Could you write out every entry exactly as it stands?

__________

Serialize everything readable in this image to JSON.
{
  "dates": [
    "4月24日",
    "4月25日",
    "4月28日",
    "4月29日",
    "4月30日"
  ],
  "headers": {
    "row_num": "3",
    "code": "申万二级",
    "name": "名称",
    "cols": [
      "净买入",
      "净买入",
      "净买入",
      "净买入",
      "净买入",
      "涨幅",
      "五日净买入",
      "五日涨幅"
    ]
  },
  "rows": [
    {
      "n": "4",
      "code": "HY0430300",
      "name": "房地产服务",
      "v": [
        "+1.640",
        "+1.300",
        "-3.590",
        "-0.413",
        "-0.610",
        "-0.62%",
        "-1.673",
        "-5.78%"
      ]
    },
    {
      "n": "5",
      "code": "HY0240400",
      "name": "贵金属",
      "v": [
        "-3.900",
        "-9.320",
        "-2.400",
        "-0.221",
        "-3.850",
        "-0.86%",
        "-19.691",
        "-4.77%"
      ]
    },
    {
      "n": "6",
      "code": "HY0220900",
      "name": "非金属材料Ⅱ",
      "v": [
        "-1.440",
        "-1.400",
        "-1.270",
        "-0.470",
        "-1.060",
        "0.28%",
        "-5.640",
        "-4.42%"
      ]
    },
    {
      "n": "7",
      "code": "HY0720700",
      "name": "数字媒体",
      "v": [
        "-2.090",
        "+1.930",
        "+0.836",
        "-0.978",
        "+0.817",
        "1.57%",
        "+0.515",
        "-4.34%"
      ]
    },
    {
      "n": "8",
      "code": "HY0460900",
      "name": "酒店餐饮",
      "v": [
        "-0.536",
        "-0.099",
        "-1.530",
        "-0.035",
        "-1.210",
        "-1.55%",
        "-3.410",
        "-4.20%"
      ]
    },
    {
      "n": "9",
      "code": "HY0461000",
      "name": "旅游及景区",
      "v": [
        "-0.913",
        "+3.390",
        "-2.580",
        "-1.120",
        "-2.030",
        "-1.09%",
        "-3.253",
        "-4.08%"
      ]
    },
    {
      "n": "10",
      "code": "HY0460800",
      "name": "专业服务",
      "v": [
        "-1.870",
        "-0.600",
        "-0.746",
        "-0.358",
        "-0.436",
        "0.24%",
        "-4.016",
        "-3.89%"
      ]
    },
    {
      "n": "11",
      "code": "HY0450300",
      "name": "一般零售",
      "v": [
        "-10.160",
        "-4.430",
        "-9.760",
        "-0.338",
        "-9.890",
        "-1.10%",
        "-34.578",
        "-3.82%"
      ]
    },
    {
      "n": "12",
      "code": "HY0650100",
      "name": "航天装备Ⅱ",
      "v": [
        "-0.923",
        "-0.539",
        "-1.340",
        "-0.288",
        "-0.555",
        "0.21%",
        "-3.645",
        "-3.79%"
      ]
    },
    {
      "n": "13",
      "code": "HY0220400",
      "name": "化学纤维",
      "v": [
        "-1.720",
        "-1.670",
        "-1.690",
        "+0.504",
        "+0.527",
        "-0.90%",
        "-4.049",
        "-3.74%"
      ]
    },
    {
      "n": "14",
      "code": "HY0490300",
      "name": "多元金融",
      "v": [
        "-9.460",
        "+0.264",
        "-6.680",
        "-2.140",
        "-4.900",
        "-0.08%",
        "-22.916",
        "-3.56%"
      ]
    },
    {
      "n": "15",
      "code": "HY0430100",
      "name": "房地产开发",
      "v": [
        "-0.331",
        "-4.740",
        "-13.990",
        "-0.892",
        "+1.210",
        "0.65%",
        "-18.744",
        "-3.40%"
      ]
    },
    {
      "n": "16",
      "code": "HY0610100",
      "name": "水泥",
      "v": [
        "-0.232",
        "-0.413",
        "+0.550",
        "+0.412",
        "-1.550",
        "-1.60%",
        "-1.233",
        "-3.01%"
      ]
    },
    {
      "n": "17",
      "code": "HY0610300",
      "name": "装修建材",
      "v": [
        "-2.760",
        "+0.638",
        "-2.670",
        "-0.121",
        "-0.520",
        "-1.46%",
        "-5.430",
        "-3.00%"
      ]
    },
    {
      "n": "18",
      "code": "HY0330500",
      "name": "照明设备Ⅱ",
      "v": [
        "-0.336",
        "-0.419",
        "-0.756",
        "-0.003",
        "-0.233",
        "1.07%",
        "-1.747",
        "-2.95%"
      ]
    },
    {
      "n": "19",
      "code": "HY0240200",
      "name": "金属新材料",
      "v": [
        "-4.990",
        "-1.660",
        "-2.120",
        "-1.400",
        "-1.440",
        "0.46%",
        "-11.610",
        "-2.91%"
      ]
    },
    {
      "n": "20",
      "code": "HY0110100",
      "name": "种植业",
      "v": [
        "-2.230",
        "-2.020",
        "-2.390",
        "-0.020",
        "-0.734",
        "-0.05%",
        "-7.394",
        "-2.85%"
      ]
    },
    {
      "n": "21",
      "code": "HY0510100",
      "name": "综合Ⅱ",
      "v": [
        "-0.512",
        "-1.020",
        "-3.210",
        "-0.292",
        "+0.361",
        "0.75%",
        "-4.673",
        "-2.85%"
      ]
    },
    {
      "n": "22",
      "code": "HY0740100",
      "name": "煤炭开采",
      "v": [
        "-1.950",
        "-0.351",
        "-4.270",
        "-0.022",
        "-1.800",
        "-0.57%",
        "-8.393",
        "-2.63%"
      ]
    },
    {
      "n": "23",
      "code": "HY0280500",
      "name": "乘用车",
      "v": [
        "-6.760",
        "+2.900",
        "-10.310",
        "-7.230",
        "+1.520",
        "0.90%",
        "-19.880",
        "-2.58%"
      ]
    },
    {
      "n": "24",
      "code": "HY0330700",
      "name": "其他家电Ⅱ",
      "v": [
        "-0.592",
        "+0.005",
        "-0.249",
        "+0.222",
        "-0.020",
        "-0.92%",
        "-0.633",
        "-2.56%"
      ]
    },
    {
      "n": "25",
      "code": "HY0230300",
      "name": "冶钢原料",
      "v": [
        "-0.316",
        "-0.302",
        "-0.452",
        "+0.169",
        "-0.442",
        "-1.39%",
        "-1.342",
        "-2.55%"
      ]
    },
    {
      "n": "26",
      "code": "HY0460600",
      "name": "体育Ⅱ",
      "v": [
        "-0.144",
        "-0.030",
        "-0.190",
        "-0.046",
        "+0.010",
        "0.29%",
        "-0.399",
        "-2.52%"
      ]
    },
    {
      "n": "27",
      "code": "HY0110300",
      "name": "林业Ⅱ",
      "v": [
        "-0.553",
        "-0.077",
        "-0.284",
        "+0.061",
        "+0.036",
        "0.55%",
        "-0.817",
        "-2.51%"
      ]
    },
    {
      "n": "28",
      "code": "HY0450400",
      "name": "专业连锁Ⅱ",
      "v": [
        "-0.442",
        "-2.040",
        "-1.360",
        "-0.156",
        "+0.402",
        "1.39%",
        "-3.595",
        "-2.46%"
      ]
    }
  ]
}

__________

● SOLVED PROBLEM
Serialize everything readable in this image to JSON.
{
  "dates": [
    "4月24日",
    "4月25日",
    "4月28日",
    "4月29日",
    "4月30日"
  ],
  "headers": {
    "row_num": "3",
    "code": "申万二级",
    "name": "名称",
    "cols": [
      "净买入",
      "净买入",
      "净买入",
      "净买入",
      "净买入",
      "涨幅",
      "五日净买入",
      "五日涨幅"
    ]
  },
  "rows": [
    {
      "n": "4",
      "code": "HY0430300",
      "name": "房地产服务",
      "v": [
        "+1.640",
        "+1.300",
        "-3.590",
        "-0.413",
        "-0.610",
        "-0.62%",
        "-1.673",
        "-5.78%"
      ]
    },
    {
      "n": "5",
      "code": "HY0240400",
      "name": "贵金属",
      "v": [
        "-3.900",
        "-9.320",
        "-2.400",
        "-0.221",
        "-3.850",
        "-0.86%",
        "-19.691",
        "-4.77%"
      ]
    },
    {
      "n": "6",
      "code": "HY0220900",
      "name": "非金属材料Ⅱ",
      "v": [
        "-1.440",
        "-1.400",
        "-1.270",
        "-0.470",
        "-1.060",
        "0.28%",
        "-5.640",
        "-4.42%"
      ]
    },
    {
      "n": "7",
      "code": "HY0720700",
      "name": "数字媒体",
      "v": [
        "-2.090",
        "+1.930",
        "+0.836",
        "-0.978",
        "+0.817",
        "1.57%",
        "+0.515",
        "-4.34%"
      ]
    },
    {
      "n": "8",
      "code": "HY0460900",
      "name": "酒店餐饮",
      "v": [
        "-0.536",
        "-0.099",
        "-1.530",
        "-0.035",
        "-1.210",
        "-1.55%",
        "-3.410",
        "-4.20%"
      ]
    },
    {
      "n": "9",
      "code": "HY0461000",
      "name": "旅游及景区",
      "v": [
        "-0.913",
        "+3.390",
        "-2.580",
        "-1.120",
        "-2.030",
        "-1.09%",
        "-3.253",
        "-4.08%"
      ]
    },
    {
      "n": "10",
      "code": "HY0460800",
      "name": "专业服务",
      "v": [
        "-1.870",
        "-0.600",
        "-0.746",
        "-0.358",
        "-0.436",
        "0.24%",
        "-4.016",
        "-3.89%"
      ]
    },
    {
      "n": "11",
      "code": "HY0450300",
      "name": "一般零售",
      "v": [
        "-10.160",
        "-4.430",
        "-9.760",
        "-0.338",
        "-9.890",
        "-1.10%",
        "-34.578",
        "-3.82%"
      ]
    },
    {
      "n": "12",
      "code": "HY0650100",
      "name": "航天装备Ⅱ",
      "v": [
        "-0.923",
        "-0.539",
        "-1.340",
        "-0.288",
        "-0.555",
        "0.21%",
        "-3.645",
        "-3.79%"
      ]
    },
    {
      "n": "13",
      "code": "HY0220400",
      "name": "化学纤维",
      "v": [
        "-1.720",
        "-1.670",
        "-1.690",
        "+0.504",
        "+0.527",
        "-0.90%",
        "-4.049",
        "-3.74%"
      ]
    },
    {
      "n": "14",
      "code": "HY0490300",
      "name": "多元金融",
      "v": [
        "-9.460",
        "+0.264",
        "-6.680",
        "-2.140",
        "-4.900",
        "-0.08%",
        "-22.916",
        "-3.56%"
      ]
    },
    {
      "n": "15",
      "code": "HY0430100",
      "name": "房地产开发",
      "v": [
        "-0.331",
        "-4.740",
        "-13.990",
        "-0.892",
        "+1.210",
        "0.65%",
        "-18.744",
        "-3.40%"
      ]
    },
    {
      "n": "16",
      "code": "HY0610100",
      "name": "水泥",
      "v": [
        "-0.232",
        "-0.413",
        "+0.550",
        "+0.412",
        "-1.550",
        "-1.60%",
        "-1.233",
        "-3.01%"
      ]
    },
    {
      "n": "17",
      "code": "HY0610300",
      "name": "装修建材",
      "v": [
        "-2.760",
        "+0.638",
        "-2.670",
        "-0.121",
        "-0.520",
        "-1.46%",
        "-5.430",
        "-3.00%"
      ]
    },
    {
      "n": "18",
      "code": "HY0330500",
      "name": "照明设备Ⅱ",
      "v": [
        "-0.336",
        "-0.419",
        "-0.756",
        "-0.003",
        "-0.233",
        "1.07%",
        "-1.747",
        "-2.95%"
      ]
    },
    {
      "n": "19",
      "code": "HY0240200",
      "name": "金属新材料",
      "v": [
        "-4.990",
        "-1.660",
        "-2.120",
        "-1.400",
        "-1.440",
        "0.46%",
        "-11.610",
        "-2.91%"
      ]
    },
    {
      "n": "20",
      "code": "HY0110100",
      "name": "种植业",
      "v": [
        "-2.230",
        "-2.020",
        "-2.390",
        "-0.020",
        "-0.734",
        "-0.05%",
        "-7.394",
        "-2.85%"
      ]
    },
    {
      "n": "21",
      "code": "HY0510100",
      "name": "综合Ⅱ",
      "v": [
        "-0.512",
        "-1.020",
        "-3.210",
        "-0.292",
        "+0.361",
        "0.75%",
        "-4.673",
        "-2.85%"
      ]
    },
    {
      "n": "22",
      "code": "HY0740100",
      "name": "煤炭开采",
      "v": [
        "-1.950",
        "-0.351",
        "-4.270",
        "-0.022",
        "-1.800",
        "-0.57%",
        "-8.393",
        "-2.63%"
      ]
    },
    {
      "n": "23",
      "code": "HY0280500",
      "name": "乘用车",
      "v": [
        "-6.760",
        "+2.900",
        "-10.310",
        "-7.230",
        "+1.520",
        "0.90%",
        "-19.880",
        "-2.58%"
      ]
    },
    {
      "n": "24",
      "code": "HY0330700",
      "name": "其他家电Ⅱ",
      "v": [
        "-0.592",
        "+0.005",
        "-0.249",
        "+0.222",
        "-0.020",
        "-0.92%",
        "-0.633",
        "-2.56%"
      ]
    },
    {
      "n": "25",
      "code": "HY0230300",
      "name": "冶钢原料",
      "v": [
        "-0.316",
        "-0.302",
        "-0.452",
        "+0.169",
        "-0.442",
        "-1.39%",
        "-1.342",
        "-2.55%"
      ]
    },
    {
      "n": "26",
      "code": "HY0460600",
      "name": "体育Ⅱ",
      "v": [
        "-0.144",
        "-0.030",
        "-0.190",
        "-0.046",
        "+0.010",
        "0.29%",
        "-0.399",
        "-2.52%"
      ]
    },
    {
      "n": "27",
      "code": "HY0110300",
      "name": "林业Ⅱ",
      "v": [
        "-0.553",
        "-0.077",
        "-0.284",
        "+0.061",
        "+0.036",
        "0.55%",
        "-0.817",
        "-2.51%"
      ]
    },
    {
      "n": "28",
      "code": "HY0450400",
      "name": "专业连锁Ⅱ",
      "v": [
        "-0.442",
        "-2.040",
        "-1.360",
        "-0.156",
        "+0.402",
        "1.39%",
        "-3.595",
        "-2.46%"
      ]
    }
  ]
}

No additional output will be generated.